--- Do this ---
Each line that follows should be printed again exactly as it stands.

--- Input material ---
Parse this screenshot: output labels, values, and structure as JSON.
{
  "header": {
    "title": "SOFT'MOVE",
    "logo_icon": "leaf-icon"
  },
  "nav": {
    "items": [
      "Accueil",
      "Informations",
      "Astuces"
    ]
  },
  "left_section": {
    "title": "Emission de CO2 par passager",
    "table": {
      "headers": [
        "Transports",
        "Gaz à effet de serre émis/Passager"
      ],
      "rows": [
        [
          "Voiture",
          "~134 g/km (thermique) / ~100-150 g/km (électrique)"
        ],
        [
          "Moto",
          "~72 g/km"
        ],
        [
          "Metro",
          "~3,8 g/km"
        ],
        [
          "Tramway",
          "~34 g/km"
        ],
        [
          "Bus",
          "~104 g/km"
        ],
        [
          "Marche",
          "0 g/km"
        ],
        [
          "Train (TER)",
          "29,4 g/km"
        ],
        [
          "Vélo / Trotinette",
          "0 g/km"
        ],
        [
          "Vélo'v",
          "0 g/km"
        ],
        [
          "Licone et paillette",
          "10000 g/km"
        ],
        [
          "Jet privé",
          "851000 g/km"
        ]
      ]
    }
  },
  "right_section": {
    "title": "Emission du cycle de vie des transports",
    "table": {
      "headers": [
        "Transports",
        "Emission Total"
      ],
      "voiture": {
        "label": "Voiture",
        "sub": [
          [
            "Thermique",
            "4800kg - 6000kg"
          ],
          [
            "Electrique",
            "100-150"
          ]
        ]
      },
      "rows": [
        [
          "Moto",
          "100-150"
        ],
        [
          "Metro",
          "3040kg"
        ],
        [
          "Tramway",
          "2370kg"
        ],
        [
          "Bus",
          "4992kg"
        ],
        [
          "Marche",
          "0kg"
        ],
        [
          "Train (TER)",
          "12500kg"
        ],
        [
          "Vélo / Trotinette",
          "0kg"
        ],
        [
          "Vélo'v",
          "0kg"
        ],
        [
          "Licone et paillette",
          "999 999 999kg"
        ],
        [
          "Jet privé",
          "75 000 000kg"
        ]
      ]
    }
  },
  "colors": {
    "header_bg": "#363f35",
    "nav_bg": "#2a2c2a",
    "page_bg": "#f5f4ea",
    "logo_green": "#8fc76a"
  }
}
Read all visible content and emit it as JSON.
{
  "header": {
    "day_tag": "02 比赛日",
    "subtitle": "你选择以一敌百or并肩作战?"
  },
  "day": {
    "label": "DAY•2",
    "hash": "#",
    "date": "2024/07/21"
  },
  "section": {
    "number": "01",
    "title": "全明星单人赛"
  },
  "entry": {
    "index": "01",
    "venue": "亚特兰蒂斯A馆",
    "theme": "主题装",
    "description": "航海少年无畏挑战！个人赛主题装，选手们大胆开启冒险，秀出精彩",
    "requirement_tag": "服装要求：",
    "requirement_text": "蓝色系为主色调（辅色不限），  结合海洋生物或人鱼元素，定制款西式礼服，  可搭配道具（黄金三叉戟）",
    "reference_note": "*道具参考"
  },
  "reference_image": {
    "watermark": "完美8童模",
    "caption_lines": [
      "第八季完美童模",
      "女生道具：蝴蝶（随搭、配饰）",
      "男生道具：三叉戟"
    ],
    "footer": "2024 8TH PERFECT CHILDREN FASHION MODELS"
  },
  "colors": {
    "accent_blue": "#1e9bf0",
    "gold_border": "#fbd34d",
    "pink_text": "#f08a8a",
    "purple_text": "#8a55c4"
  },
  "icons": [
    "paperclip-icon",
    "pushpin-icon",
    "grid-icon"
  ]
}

--- Exercise response ---
Parse this screenshot: output labels, values, and structure as JSON.
{
  "header": {
    "title": "SOFT'MOVE",
    "logo_icon": "leaf-icon"
  },
  "nav": {
    "items": [
      "Accueil",
      "Informations",
      "Astuces"
    ]
  },
  "left_section": {
    "title": "Emission de CO2 par passager",
    "table": {
      "headers": [
        "Transports",
        "Gaz à effet de serre émis/Passager"
      ],
      "rows": [
        [
          "Voiture",
          "~134 g/km (thermique) / ~100-150 g/km (électrique)"
        ],
        [
          "Moto",
          "~72 g/km"
        ],
        [
          "Metro",
          "~3,8 g/km"
        ],
        [
          "Tramway",
          "~34 g/km"
        ],
        [
          "Bus",
          "~104 g/km"
        ],
        [
          "Marche",
          "0 g/km"
        ],
        [
          "Train (TER)",
          "29,4 g/km"
        ],
        [
          "Vélo / Trotinette",
          "0 g/km"
        ],
        [
          "Vélo'v",
          "0 g/km"
        ],
        [
          "Licone et paillette",
          "10000 g/km"
        ],
        [
          "Jet privé",
          "851000 g/km"
        ]
      ]
    }
  },
  "right_section": {
    "title": "Emission du cycle de vie des transports",
    "table": {
      "headers": [
        "Transports",
        "Emission Total"
      ],
      "voiture": {
        "label": "Voiture",
        "sub": [
          [
            "Thermique",
            "4800kg - 6000kg"
          ],
          [
            "Electrique",
            "100-150"
          ]
        ]
      },
      "rows": [
        [
          "Moto",
          "100-150"
        ],
        [
          "Metro",
          "3040kg"
        ],
        [
          "Tramway",
          "2370kg"
        ],
        [
          "Bus",
          "4992kg"
        ],
        [
          "Marche",
          "0kg"
        ],
        [
          "Train (TER)",
          "12500kg"
        ],
        [
          "Vélo / Trotinette",
          "0kg"
        ],
        [
          "Vélo'v",
          "0kg"
        ],
        [
          "Licone et paillette",
          "999 999 999kg"
        ],
        [
          "Jet privé",
          "75 000 000kg"
        ]
      ]
    }
  },
  "colors": {
    "header_bg": "#363f35",
    "nav_bg": "#2a2c2a",
    "page_bg": "#f5f4ea",
    "logo_green": "#8fc76a"
  }
}
Read all visible content and emit it as JSON.
{
  "header": {
    "day_tag": "02 比赛日",
    "subtitle": "你选择以一敌百or并肩作战?"
  },
  "day": {
    "label": "DAY•2",
    "hash": "#",
    "date": "2024/07/21"
  },
  "section": {
    "number": "01",
    "title": "全明星单人赛"
  },
  "entry": {
    "index": "01",
    "venue": "亚特兰蒂斯A馆",
    "theme": "主题装",
    "description": "航海少年无畏挑战！个人赛主题装，选手们大胆开启冒险，秀出精彩",
    "requirement_tag": "服装要求：",
    "requirement_text": "蓝色系为主色调（辅色不限），  结合海洋生物或人鱼元素，定制款西式礼服，  可搭配道具（黄金三叉戟）",
    "reference_note": "*道具参考"
  },
  "reference_image": {
    "watermark": "完美8童模",
    "caption_lines": [
      "第八季完美童模",
      "女生道具：蝴蝶（随搭、配饰）",
      "男生道具：三叉戟"
    ],
    "footer": "2024 8TH PERFECT CHILDREN FASHION MODELS"
  },
  "colors": {
    "accent_blue": "#1e9bf0",
    "gold_border": "#fbd34d",
    "pink_text": "#f08a8a",
    "purple_text": "#8a55c4"
  },
  "icons": [
    "paperclip-icon",
    "pushpin-icon",
    "grid-icon"
  ]
}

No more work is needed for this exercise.